TASK TO CARRY OUT:
Repeat the records below exactly as they appear.

MATERIALS PROVIDED:
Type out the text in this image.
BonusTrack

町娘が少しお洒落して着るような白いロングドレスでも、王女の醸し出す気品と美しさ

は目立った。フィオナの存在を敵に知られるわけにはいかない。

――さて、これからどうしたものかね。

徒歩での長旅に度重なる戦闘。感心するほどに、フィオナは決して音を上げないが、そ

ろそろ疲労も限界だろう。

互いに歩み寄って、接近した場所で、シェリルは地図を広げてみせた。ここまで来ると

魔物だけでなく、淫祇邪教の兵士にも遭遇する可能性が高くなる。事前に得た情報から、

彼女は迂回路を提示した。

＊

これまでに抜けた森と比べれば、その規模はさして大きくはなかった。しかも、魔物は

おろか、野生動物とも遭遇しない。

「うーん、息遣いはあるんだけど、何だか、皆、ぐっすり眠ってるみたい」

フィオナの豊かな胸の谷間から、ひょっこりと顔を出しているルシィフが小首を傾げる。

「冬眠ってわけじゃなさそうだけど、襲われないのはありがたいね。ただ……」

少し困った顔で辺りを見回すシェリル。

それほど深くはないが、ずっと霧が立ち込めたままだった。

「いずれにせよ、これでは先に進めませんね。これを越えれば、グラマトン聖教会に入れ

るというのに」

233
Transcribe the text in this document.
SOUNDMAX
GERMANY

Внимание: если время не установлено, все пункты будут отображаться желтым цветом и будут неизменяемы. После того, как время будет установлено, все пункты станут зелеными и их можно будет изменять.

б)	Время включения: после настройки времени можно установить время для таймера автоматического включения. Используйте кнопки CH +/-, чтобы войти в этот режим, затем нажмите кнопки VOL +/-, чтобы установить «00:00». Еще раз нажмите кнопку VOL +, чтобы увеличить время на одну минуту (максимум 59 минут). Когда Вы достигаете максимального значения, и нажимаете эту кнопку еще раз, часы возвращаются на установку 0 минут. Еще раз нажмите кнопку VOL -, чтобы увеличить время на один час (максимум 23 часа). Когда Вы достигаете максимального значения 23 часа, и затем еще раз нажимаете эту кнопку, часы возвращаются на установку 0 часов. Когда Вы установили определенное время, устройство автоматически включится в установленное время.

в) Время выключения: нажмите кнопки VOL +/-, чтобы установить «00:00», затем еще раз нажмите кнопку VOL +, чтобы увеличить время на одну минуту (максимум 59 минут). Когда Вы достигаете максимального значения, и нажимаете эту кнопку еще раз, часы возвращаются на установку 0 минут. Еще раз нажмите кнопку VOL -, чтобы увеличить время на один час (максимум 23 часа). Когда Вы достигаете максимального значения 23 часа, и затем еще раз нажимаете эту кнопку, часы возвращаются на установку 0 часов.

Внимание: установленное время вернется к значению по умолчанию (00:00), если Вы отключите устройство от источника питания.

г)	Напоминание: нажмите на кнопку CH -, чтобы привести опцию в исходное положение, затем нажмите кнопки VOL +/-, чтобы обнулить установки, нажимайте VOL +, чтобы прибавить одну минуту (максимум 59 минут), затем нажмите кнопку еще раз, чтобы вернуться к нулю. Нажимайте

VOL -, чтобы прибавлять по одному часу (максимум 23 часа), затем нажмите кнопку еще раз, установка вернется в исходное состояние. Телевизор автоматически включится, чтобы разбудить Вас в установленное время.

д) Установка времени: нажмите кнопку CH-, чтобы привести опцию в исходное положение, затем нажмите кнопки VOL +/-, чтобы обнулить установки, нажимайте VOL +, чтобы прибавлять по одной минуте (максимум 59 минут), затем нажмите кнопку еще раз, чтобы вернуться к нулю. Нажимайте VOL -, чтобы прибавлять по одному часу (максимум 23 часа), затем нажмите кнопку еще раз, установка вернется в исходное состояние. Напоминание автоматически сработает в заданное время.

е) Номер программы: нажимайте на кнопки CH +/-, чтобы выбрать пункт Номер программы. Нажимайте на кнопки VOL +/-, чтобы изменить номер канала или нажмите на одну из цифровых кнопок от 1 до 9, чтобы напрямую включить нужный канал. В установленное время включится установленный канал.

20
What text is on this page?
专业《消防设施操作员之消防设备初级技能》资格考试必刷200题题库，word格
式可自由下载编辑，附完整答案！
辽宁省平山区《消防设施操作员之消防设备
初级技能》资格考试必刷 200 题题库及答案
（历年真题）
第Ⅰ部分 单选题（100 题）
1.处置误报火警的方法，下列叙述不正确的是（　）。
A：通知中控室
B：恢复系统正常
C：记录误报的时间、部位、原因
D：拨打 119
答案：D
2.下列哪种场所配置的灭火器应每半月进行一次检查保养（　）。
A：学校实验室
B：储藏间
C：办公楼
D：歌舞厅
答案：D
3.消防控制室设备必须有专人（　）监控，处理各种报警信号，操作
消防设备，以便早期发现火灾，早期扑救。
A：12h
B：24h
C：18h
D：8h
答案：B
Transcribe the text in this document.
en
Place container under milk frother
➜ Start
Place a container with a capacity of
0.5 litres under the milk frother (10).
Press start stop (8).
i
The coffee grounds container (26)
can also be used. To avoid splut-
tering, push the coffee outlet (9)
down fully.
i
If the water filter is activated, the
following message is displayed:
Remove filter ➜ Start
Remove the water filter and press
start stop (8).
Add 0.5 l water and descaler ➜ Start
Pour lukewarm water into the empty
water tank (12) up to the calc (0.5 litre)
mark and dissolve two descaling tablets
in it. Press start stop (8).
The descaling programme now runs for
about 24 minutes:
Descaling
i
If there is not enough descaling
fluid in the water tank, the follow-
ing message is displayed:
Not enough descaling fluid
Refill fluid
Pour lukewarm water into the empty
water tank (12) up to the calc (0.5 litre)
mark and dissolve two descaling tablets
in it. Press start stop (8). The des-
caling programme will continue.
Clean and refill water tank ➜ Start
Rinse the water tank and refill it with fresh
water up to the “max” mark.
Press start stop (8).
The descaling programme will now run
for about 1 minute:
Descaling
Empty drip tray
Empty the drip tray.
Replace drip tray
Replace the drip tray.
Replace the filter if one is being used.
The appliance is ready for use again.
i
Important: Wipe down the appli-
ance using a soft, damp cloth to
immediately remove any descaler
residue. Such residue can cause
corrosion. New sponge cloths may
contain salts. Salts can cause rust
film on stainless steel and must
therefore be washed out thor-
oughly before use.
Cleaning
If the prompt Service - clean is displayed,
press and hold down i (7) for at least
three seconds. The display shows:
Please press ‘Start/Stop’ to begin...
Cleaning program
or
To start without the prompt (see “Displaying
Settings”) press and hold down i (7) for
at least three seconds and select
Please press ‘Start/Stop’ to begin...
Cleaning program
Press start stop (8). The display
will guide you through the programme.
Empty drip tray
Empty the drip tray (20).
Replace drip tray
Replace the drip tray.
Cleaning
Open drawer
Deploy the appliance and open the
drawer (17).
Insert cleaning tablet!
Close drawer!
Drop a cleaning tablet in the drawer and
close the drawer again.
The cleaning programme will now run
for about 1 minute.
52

REPLY TO THE TASK:
Type out the text in this image.
BonusTrack

町娘が少しお洒落して着るような白いロングドレスでも、王女の醸し出す気品と美しさ

は目立った。フィオナの存在を敵に知られるわけにはいかない。

――さて、これからどうしたものかね。

徒歩での長旅に度重なる戦闘。感心するほどに、フィオナは決して音を上げないが、そ

ろそろ疲労も限界だろう。

互いに歩み寄って、接近した場所で、シェリルは地図を広げてみせた。ここまで来ると

魔物だけでなく、淫祇邪教の兵士にも遭遇する可能性が高くなる。事前に得た情報から、

彼女は迂回路を提示した。

＊

これまでに抜けた森と比べれば、その規模はさして大きくはなかった。しかも、魔物は

おろか、野生動物とも遭遇しない。

「うーん、息遣いはあるんだけど、何だか、皆、ぐっすり眠ってるみたい」

フィオナの豊かな胸の谷間から、ひょっこりと顔を出しているルシィフが小首を傾げる。

「冬眠ってわけじゃなさそうだけど、襲われないのはありがたいね。ただ……」

少し困った顔で辺りを見回すシェリル。

それほど深くはないが、ずっと霧が立ち込めたままだった。

「いずれにせよ、これでは先に進めませんね。これを越えれば、グラマトン聖教会に入れ

るというのに」

233
Transcribe the text in this document.
SOUNDMAX
GERMANY

Внимание: если время не установлено, все пункты будут отображаться желтым цветом и будут неизменяемы. После того, как время будет установлено, все пункты станут зелеными и их можно будет изменять.

б)	Время включения: после настройки времени можно установить время для таймера автоматического включения. Используйте кнопки CH +/-, чтобы войти в этот режим, затем нажмите кнопки VOL +/-, чтобы установить «00:00». Еще раз нажмите кнопку VOL +, чтобы увеличить время на одну минуту (максимум 59 минут). Когда Вы достигаете максимального значения, и нажимаете эту кнопку еще раз, часы возвращаются на установку 0 минут. Еще раз нажмите кнопку VOL -, чтобы увеличить время на один час (максимум 23 часа). Когда Вы достигаете максимального значения 23 часа, и затем еще раз нажимаете эту кнопку, часы возвращаются на установку 0 часов. Когда Вы установили определенное время, устройство автоматически включится в установленное время.

в) Время выключения: нажмите кнопки VOL +/-, чтобы установить «00:00», затем еще раз нажмите кнопку VOL +, чтобы увеличить время на одну минуту (максимум 59 минут). Когда Вы достигаете максимального значения, и нажимаете эту кнопку еще раз, часы возвращаются на установку 0 минут. Еще раз нажмите кнопку VOL -, чтобы увеличить время на один час (максимум 23 часа). Когда Вы достигаете максимального значения 23 часа, и затем еще раз нажимаете эту кнопку, часы возвращаются на установку 0 часов.

Внимание: установленное время вернется к значению по умолчанию (00:00), если Вы отключите устройство от источника питания.

г)	Напоминание: нажмите на кнопку CH -, чтобы привести опцию в исходное положение, затем нажмите кнопки VOL +/-, чтобы обнулить установки, нажимайте VOL +, чтобы прибавить одну минуту (максимум 59 минут), затем нажмите кнопку еще раз, чтобы вернуться к нулю. Нажимайте

VOL -, чтобы прибавлять по одному часу (максимум 23 часа), затем нажмите кнопку еще раз, установка вернется в исходное состояние. Телевизор автоматически включится, чтобы разбудить Вас в установленное время.

д) Установка времени: нажмите кнопку CH-, чтобы привести опцию в исходное положение, затем нажмите кнопки VOL +/-, чтобы обнулить установки, нажимайте VOL +, чтобы прибавлять по одной минуте (максимум 59 минут), затем нажмите кнопку еще раз, чтобы вернуться к нулю. Нажимайте VOL -, чтобы прибавлять по одному часу (максимум 23 часа), затем нажмите кнопку еще раз, установка вернется в исходное состояние. Напоминание автоматически сработает в заданное время.

е) Номер программы: нажимайте на кнопки CH +/-, чтобы выбрать пункт Номер программы. Нажимайте на кнопки VOL +/-, чтобы изменить номер канала или нажмите на одну из цифровых кнопок от 1 до 9, чтобы напрямую включить нужный канал. В установленное время включится установленный канал.

20
What text is on this page?
专业《消防设施操作员之消防设备初级技能》资格考试必刷200题题库，word格
式可自由下载编辑，附完整答案！
辽宁省平山区《消防设施操作员之消防设备
初级技能》资格考试必刷 200 题题库及答案
（历年真题）
第Ⅰ部分 单选题（100 题）
1.处置误报火警的方法，下列叙述不正确的是（　）。
A：通知中控室
B：恢复系统正常
C：记录误报的时间、部位、原因
D：拨打 119
答案：D
2.下列哪种场所配置的灭火器应每半月进行一次检查保养（　）。
A：学校实验室
B：储藏间
C：办公楼
D：歌舞厅
答案：D
3.消防控制室设备必须有专人（　）监控，处理各种报警信号，操作
消防设备，以便早期发现火灾，早期扑救。
A：12h
B：24h
C：18h
D：8h
答案：B
Transcribe the text in this document.
en
Place container under milk frother
➜ Start
Place a container with a capacity of
0.5 litres under the milk frother (10).
Press start stop (8).
i
The coffee grounds container (26)
can also be used. To avoid splut-
tering, push the coffee outlet (9)
down fully.
i
If the water filter is activated, the
following message is displayed:
Remove filter ➜ Start
Remove the water filter and press
start stop (8).
Add 0.5 l water and descaler ➜ Start
Pour lukewarm water into the empty
water tank (12) up to the calc (0.5 litre)
mark and dissolve two descaling tablets
in it. Press start stop (8).
The descaling programme now runs for
about 24 minutes:
Descaling
i
If there is not enough descaling
fluid in the water tank, the follow-
ing message is displayed:
Not enough descaling fluid
Refill fluid
Pour lukewarm water into the empty
water tank (12) up to the calc (0.5 litre)
mark and dissolve two descaling tablets
in it. Press start stop (8). The des-
caling programme will continue.
Clean and refill water tank ➜ Start
Rinse the water tank and refill it with fresh
water up to the “max” mark.
Press start stop (8).
The descaling programme will now run
for about 1 minute:
Descaling
Empty drip tray
Empty the drip tray.
Replace drip tray
Replace the drip tray.
Replace the filter if one is being used.
The appliance is ready for use again.
i
Important: Wipe down the appli-
ance using a soft, damp cloth to
immediately remove any descaler
residue. Such residue can cause
corrosion. New sponge cloths may
contain salts. Salts can cause rust
film on stainless steel and must
therefore be washed out thor-
oughly before use.
Cleaning
If the prompt Service - clean is displayed,
press and hold down i (7) for at least
three seconds. The display shows:
Please press ‘Start/Stop’ to begin...
Cleaning program
or
To start without the prompt (see “Displaying
Settings”) press and hold down i (7) for
at least three seconds and select
Please press ‘Start/Stop’ to begin...
Cleaning program
Press start stop (8). The display
will guide you through the programme.
Empty drip tray
Empty the drip tray (20).
Replace drip tray
Replace the drip tray.
Cleaning
Open drawer
Deploy the appliance and open the
drawer (17).
Insert cleaning tablet!
Close drawer!
Drop a cleaning tablet in the drawer and
close the drawer again.
The cleaning programme will now run
for about 1 minute.
52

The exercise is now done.